Starting at the line that contains "What does this", restate each line word for word through the final line of the data, keeping both ends.

### Records provided

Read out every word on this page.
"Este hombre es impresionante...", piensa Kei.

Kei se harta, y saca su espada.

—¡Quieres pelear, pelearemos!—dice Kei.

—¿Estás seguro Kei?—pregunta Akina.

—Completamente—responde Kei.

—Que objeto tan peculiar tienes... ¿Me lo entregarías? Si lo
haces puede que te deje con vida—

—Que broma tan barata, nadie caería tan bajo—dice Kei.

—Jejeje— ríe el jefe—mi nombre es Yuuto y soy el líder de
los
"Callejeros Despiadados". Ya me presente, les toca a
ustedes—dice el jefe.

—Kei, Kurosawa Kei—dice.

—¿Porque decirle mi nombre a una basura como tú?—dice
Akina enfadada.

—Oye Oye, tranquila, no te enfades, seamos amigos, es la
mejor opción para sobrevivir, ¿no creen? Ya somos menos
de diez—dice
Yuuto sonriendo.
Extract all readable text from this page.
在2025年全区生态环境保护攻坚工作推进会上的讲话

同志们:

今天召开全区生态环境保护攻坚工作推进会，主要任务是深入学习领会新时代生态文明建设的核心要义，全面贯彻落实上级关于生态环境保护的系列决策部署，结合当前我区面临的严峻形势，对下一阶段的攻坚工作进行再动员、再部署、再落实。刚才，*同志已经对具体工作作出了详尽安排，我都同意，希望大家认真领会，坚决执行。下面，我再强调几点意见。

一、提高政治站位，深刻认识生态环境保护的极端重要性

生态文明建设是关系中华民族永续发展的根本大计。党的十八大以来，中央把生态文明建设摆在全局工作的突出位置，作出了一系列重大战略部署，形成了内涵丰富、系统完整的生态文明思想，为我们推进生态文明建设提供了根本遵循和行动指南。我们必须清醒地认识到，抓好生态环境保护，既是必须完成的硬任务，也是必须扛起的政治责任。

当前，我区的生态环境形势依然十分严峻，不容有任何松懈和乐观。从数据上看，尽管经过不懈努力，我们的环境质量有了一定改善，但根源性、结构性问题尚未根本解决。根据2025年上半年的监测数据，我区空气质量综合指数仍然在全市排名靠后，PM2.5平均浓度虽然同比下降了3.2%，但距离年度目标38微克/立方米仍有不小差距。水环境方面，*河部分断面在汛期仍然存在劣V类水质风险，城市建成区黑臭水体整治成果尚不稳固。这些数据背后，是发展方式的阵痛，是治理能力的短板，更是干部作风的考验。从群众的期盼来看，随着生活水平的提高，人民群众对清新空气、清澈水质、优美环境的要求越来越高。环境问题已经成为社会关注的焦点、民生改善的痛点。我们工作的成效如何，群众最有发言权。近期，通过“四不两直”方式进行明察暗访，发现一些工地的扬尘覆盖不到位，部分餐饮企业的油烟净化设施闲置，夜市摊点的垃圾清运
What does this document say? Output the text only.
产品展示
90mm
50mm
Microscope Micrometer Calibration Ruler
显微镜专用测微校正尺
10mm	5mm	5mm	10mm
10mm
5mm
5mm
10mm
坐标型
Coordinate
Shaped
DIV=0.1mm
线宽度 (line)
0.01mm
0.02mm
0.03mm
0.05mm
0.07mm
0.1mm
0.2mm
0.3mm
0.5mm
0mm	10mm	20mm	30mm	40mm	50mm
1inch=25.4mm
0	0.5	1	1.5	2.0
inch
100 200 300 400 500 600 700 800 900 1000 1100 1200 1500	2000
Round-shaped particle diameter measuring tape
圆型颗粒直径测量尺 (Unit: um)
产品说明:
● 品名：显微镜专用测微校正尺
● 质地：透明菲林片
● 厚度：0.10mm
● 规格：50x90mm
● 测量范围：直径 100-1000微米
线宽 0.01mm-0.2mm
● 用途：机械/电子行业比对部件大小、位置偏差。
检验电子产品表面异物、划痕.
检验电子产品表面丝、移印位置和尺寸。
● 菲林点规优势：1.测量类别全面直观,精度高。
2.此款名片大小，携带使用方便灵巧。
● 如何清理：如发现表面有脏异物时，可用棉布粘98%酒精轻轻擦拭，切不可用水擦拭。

######

Result of the exercise
What does this document say? Output the text only.
产品展示
90mm
50mm
Microscope Micrometer Calibration Ruler
显微镜专用测微校正尺
10mm	5mm	5mm	10mm
10mm
5mm
5mm
10mm
坐标型
Coordinate
Shaped
DIV=0.1mm
线宽度 (line)
0.01mm
0.02mm
0.03mm
0.05mm
0.07mm
0.1mm
0.2mm
0.3mm
0.5mm
0mm	10mm	20mm	30mm	40mm	50mm
1inch=25.4mm
0	0.5	1	1.5	2.0
inch
100 200 300 400 500 600 700 800 900 1000 1100 1200 1500	2000
Round-shaped particle diameter measuring tape
圆型颗粒直径测量尺 (Unit: um)
产品说明:
● 品名：显微镜专用测微校正尺
● 质地：透明菲林片
● 厚度：0.10mm
● 规格：50x90mm
● 测量范围：直径 100-1000微米
线宽 0.01mm-0.2mm
● 用途：机械/电子行业比对部件大小、位置偏差。
检验电子产品表面异物、划痕.
检验电子产品表面丝、移印位置和尺寸。
● 菲林点规优势：1.测量类别全面直观,精度高。
2.此款名片大小，携带使用方便灵巧。
● 如何清理：如发现表面有脏异物时，可用棉布粘98%酒精轻轻擦拭，切不可用水擦拭。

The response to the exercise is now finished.